-- BEGIN TASK INPUT --

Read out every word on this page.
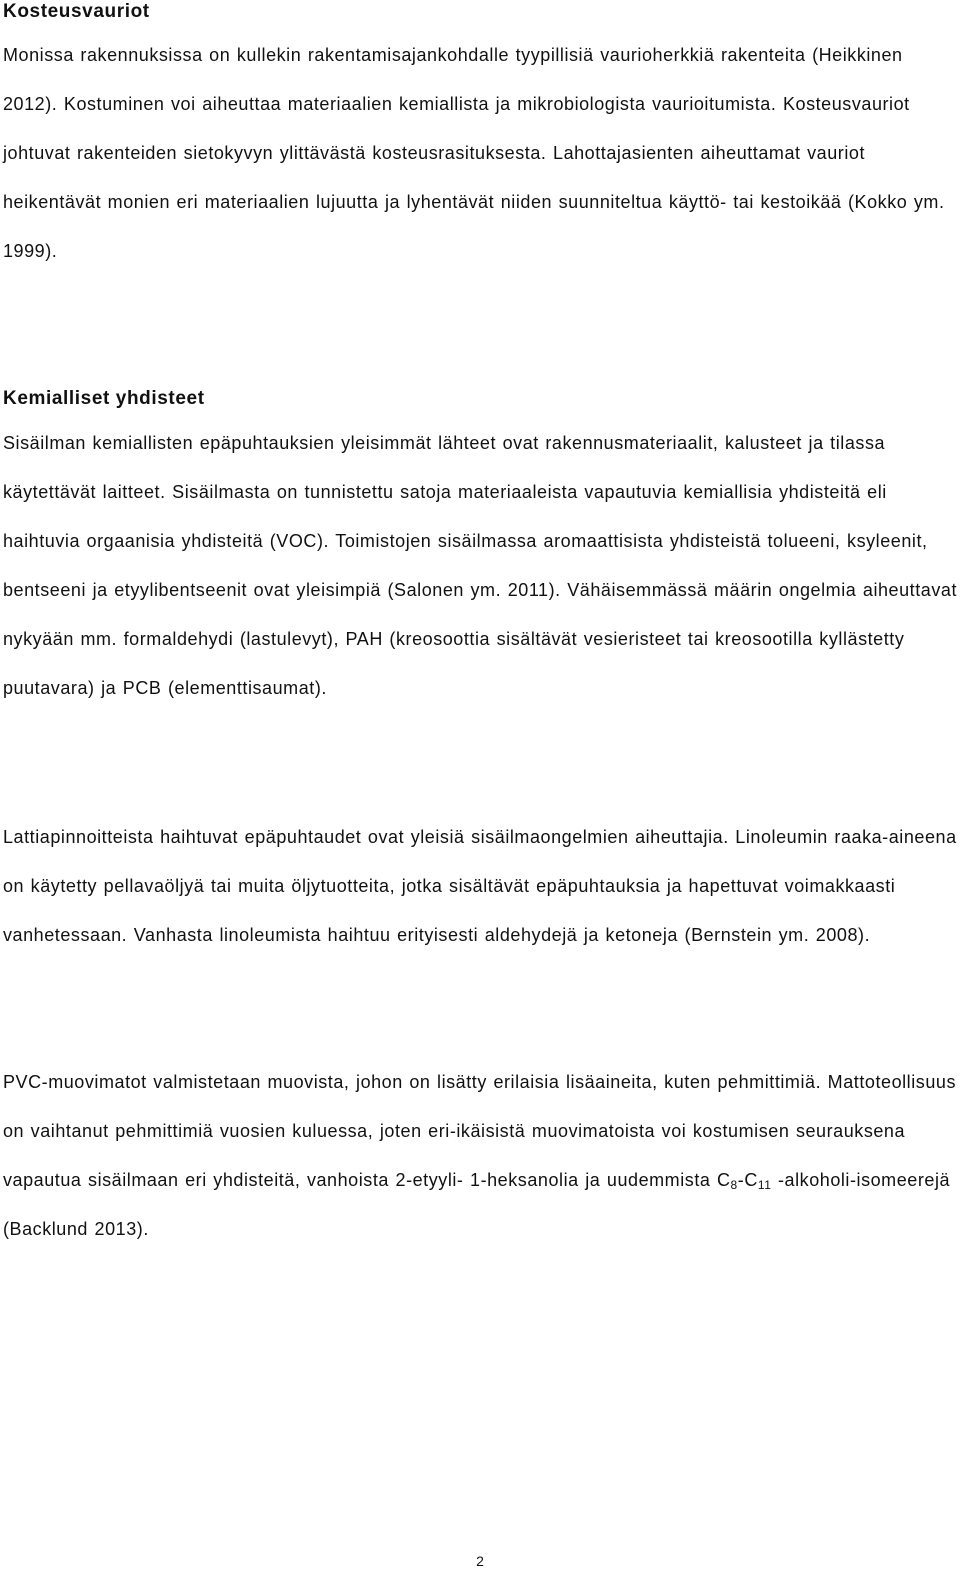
Kosteusvauriot

Monissa rakennuksissa on kullekin rakentamisajankohdalle tyypillisiä vaurioherkkiä rakenteita (Heikkinen 2012). Kostuminen voi aiheuttaa materiaalien kemiallista ja mikrobiologista vaurioitumista. Kosteusvauriot johtuvat rakenteiden sietokyvyn ylittävästä kosteusrasituksesta. Lahottajasienten aiheuttamat vauriot heikentävät monien eri materiaalien lujuutta ja lyhentävät niiden suunniteltua käyttö- tai kestoikää (Kokko ym. 1999).

Kemialliset yhdisteet

Sisäilman kemiallisten epäpuhtauksien yleisimmät lähteet ovat rakennusmateriaalit, kalusteet ja tilassa käytettävät laitteet. Sisäilmasta on tunnistettu satoja materiaaleista vapautuvia kemiallisia yhdisteitä eli haihtuvia orgaanisia yhdisteitä (VOC). Toimistojen sisäilmassa aromaattisista yhdisteistä tolueeni, ksyleenit, bentseeni ja etyylibentseenit ovat yleisimpiä (Salonen ym. 2011). Vähäisemmässä määrin ongelmia aiheuttavat nykyään mm. formaldehydi (lastulevyt), PAH (kreosoottia sisältävät vesieristeet tai kreosootilla kyllästetty puutavara) ja PCB (elementtisaumat).

Lattiapinnoitteista haihtuvat epäpuhtaudet ovat yleisiä sisäilmaongelmien aiheuttajia. Linoleumin raaka-aineena on käytetty pellavaöljyä tai muita öljytuotteita, jotka sisältävät epäpuhtauksia ja hapettuvat voimakkaasti vanhetessaan. Vanhasta linoleumista haihtuu erityisesti aldehydejä ja ketoneja (Bernstein ym. 2008).

PVC-muovimatot valmistetaan muovista, johon on lisätty erilaisia lisäaineita, kuten pehmittimiä. Mattoteollisuus on vaihtanut pehmittimiä vuosien kuluessa, joten eri-ikäisistä muovimatoista voi kostumisen seurauksena vapautua sisäilmaan eri yhdisteitä, vanhoista 2-etyyli- 1-heksanolia ja uudemmista $C_8-C_{11}$ -alkoholi-isomeerejä (Backlund 2013).

2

-- END TASK INPUT --

GIVEN INSTRUCTION – Transcribe the listing above verbatim. Omit the pictures.

FINAL RESULT –
Read out every word on this page.
Kosteusvauriot

Monissa rakennuksissa on kullekin rakentamisajankohdalle tyypillisiä vaurioherkkiä rakenteita (Heikkinen 2012). Kostuminen voi aiheuttaa materiaalien kemiallista ja mikrobiologista vaurioitumista. Kosteusvauriot johtuvat rakenteiden sietokyvyn ylittävästä kosteusrasituksesta. Lahottajasienten aiheuttamat vauriot heikentävät monien eri materiaalien lujuutta ja lyhentävät niiden suunniteltua käyttö- tai kestoikää (Kokko ym. 1999).

Kemialliset yhdisteet

Sisäilman kemiallisten epäpuhtauksien yleisimmät lähteet ovat rakennusmateriaalit, kalusteet ja tilassa käytettävät laitteet. Sisäilmasta on tunnistettu satoja materiaaleista vapautuvia kemiallisia yhdisteitä eli haihtuvia orgaanisia yhdisteitä (VOC). Toimistojen sisäilmassa aromaattisista yhdisteistä tolueeni, ksyleenit, bentseeni ja etyylibentseenit ovat yleisimpiä (Salonen ym. 2011). Vähäisemmässä määrin ongelmia aiheuttavat nykyään mm. formaldehydi (lastulevyt), PAH (kreosoottia sisältävät vesieristeet tai kreosootilla kyllästetty puutavara) ja PCB (elementtisaumat).

Lattiapinnoitteista haihtuvat epäpuhtaudet ovat yleisiä sisäilmaongelmien aiheuttajia. Linoleumin raaka-aineena on käytetty pellavaöljyä tai muita öljytuotteita, jotka sisältävät epäpuhtauksia ja hapettuvat voimakkaasti vanhetessaan. Vanhasta linoleumista haihtuu erityisesti aldehydejä ja ketoneja (Bernstein ym. 2008).

PVC-muovimatot valmistetaan muovista, johon on lisätty erilaisia lisäaineita, kuten pehmittimiä. Mattoteollisuus on vaihtanut pehmittimiä vuosien kuluessa, joten eri-ikäisistä muovimatoista voi kostumisen seurauksena vapautua sisäilmaan eri yhdisteitä, vanhoista 2-etyyli- 1-heksanolia ja uudemmista $C_8-C_{11}$ -alkoholi-isomeerejä (Backlund 2013).

2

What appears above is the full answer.